## Exercise
Return the records, each one exactly as written.
======== Data listing ========
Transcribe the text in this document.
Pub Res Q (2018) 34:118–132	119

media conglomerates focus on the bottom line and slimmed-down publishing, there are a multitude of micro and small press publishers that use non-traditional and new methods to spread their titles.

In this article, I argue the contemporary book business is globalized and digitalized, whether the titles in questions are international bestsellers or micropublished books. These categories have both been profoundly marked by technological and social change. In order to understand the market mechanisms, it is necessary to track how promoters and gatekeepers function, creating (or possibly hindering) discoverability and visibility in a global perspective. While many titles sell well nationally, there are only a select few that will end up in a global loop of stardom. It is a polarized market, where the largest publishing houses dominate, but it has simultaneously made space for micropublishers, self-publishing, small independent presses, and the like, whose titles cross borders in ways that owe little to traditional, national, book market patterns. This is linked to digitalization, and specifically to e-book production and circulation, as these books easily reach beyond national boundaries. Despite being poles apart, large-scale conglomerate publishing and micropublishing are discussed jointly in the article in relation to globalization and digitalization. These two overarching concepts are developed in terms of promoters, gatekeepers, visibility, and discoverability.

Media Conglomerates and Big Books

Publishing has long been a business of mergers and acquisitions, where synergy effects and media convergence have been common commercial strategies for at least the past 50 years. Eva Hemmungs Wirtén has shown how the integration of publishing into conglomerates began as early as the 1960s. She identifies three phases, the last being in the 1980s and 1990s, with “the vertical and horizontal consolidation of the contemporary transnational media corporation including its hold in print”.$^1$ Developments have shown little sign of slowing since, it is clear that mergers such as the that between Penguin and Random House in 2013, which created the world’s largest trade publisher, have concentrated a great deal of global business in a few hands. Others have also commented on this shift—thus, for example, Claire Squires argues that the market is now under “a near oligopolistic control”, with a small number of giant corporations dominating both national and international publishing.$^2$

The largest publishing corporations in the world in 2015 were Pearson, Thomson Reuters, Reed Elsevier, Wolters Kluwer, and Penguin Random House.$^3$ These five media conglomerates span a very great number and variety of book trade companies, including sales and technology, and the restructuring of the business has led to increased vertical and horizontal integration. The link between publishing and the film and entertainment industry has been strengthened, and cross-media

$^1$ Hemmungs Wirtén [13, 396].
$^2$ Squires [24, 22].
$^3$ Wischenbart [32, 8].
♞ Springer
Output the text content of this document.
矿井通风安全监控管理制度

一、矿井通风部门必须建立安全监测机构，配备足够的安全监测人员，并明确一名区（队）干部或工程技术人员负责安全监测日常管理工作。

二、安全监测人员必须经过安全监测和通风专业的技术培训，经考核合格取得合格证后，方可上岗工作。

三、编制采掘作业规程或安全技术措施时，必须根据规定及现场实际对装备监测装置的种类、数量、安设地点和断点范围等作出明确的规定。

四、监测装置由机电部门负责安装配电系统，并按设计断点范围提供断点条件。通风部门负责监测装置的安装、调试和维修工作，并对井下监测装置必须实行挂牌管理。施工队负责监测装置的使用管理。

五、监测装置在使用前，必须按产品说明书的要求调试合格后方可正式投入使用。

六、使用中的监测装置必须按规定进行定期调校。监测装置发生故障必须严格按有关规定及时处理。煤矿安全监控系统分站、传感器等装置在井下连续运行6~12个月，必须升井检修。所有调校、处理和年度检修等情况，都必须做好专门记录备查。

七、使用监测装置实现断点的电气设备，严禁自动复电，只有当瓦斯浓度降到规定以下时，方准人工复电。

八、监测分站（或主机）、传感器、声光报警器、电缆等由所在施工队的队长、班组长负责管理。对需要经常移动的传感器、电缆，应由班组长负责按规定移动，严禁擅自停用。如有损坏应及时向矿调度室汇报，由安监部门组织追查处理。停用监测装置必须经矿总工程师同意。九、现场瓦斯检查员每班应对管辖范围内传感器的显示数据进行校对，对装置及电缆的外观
========
## Output below
Transcribe the text in this document.
Pub Res Q (2018) 34:118–132	119

media conglomerates focus on the bottom line and slimmed-down publishing, there are a multitude of micro and small press publishers that use non-traditional and new methods to spread their titles.

In this article, I argue the contemporary book business is globalized and digitalized, whether the titles in questions are international bestsellers or micropublished books. These categories have both been profoundly marked by technological and social change. In order to understand the market mechanisms, it is necessary to track how promoters and gatekeepers function, creating (or possibly hindering) discoverability and visibility in a global perspective. While many titles sell well nationally, there are only a select few that will end up in a global loop of stardom. It is a polarized market, where the largest publishing houses dominate, but it has simultaneously made space for micropublishers, self-publishing, small independent presses, and the like, whose titles cross borders in ways that owe little to traditional, national, book market patterns. This is linked to digitalization, and specifically to e-book production and circulation, as these books easily reach beyond national boundaries. Despite being poles apart, large-scale conglomerate publishing and micropublishing are discussed jointly in the article in relation to globalization and digitalization. These two overarching concepts are developed in terms of promoters, gatekeepers, visibility, and discoverability.

Media Conglomerates and Big Books

Publishing has long been a business of mergers and acquisitions, where synergy effects and media convergence have been common commercial strategies for at least the past 50 years. Eva Hemmungs Wirtén has shown how the integration of publishing into conglomerates began as early as the 1960s. She identifies three phases, the last being in the 1980s and 1990s, with “the vertical and horizontal consolidation of the contemporary transnational media corporation including its hold in print”.$^1$ Developments have shown little sign of slowing since, it is clear that mergers such as the that between Penguin and Random House in 2013, which created the world’s largest trade publisher, have concentrated a great deal of global business in a few hands. Others have also commented on this shift—thus, for example, Claire Squires argues that the market is now under “a near oligopolistic control”, with a small number of giant corporations dominating both national and international publishing.$^2$

The largest publishing corporations in the world in 2015 were Pearson, Thomson Reuters, Reed Elsevier, Wolters Kluwer, and Penguin Random House.$^3$ These five media conglomerates span a very great number and variety of book trade companies, including sales and technology, and the restructuring of the business has led to increased vertical and horizontal integration. The link between publishing and the film and entertainment industry has been strengthened, and cross-media

$^1$ Hemmungs Wirtén [13, 396].
$^2$ Squires [24, 22].
$^3$ Wischenbart [32, 8].
♞ Springer
Output the text content of this document.
矿井通风安全监控管理制度

一、矿井通风部门必须建立安全监测机构，配备足够的安全监测人员，并明确一名区（队）干部或工程技术人员负责安全监测日常管理工作。

二、安全监测人员必须经过安全监测和通风专业的技术培训，经考核合格取得合格证后，方可上岗工作。

三、编制采掘作业规程或安全技术措施时，必须根据规定及现场实际对装备监测装置的种类、数量、安设地点和断点范围等作出明确的规定。

四、监测装置由机电部门负责安装配电系统，并按设计断点范围提供断点条件。通风部门负责监测装置的安装、调试和维修工作，并对井下监测装置必须实行挂牌管理。施工队负责监测装置的使用管理。

五、监测装置在使用前，必须按产品说明书的要求调试合格后方可正式投入使用。

六、使用中的监测装置必须按规定进行定期调校。监测装置发生故障必须严格按有关规定及时处理。煤矿安全监控系统分站、传感器等装置在井下连续运行6~12个月，必须升井检修。所有调校、处理和年度检修等情况，都必须做好专门记录备查。

七、使用监测装置实现断点的电气设备，严禁自动复电，只有当瓦斯浓度降到规定以下时，方准人工复电。

八、监测分站（或主机）、传感器、声光报警器、电缆等由所在施工队的队长、班组长负责管理。对需要经常移动的传感器、电缆，应由班组长负责按规定移动，严禁擅自停用。如有损坏应及时向矿调度室汇报，由安监部门组织追查处理。停用监测装置必须经矿总工程师同意。九、现场瓦斯检查员每班应对管辖范围内传感器的显示数据进行校对，对装置及电缆的外观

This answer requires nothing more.